Short task: Transcribe the material in full. Nothing should differ except that the pictures are left out.

[begin Data supplied]

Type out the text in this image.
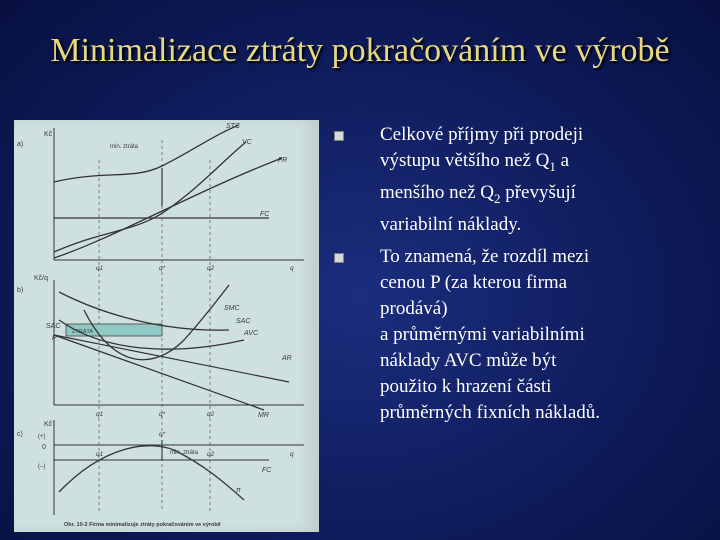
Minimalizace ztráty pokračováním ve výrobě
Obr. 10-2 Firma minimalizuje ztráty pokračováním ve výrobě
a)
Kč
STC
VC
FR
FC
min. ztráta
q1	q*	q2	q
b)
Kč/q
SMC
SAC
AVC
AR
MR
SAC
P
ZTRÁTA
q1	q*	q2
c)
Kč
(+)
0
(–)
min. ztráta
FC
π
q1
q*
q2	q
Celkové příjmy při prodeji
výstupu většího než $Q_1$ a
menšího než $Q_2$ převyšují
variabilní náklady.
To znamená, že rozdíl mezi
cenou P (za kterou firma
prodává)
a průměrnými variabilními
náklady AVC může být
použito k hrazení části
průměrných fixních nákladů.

[end Data supplied]

Full solution:
Type out the text in this image.
Minimalizace ztráty pokračováním ve výrobě
Obr. 10-2 Firma minimalizuje ztráty pokračováním ve výrobě
a)
Kč
STC
VC
FR
FC
min. ztráta
q1	q*	q2	q
b)
Kč/q
SMC
SAC
AVC
AR
MR
SAC
P
ZTRÁTA
q1	q*	q2
c)
Kč
(+)
0
(–)
min. ztráta
FC
π
q1
q*
q2	q
Celkové příjmy při prodeji
výstupu většího než $Q_1$ a
menšího než $Q_2$ převyšují
variabilní náklady.
To znamená, že rozdíl mezi
cenou P (za kterou firma
prodává)
a průměrnými variabilními
náklady AVC může být
použito k hrazení části
průměrných fixních nákladů.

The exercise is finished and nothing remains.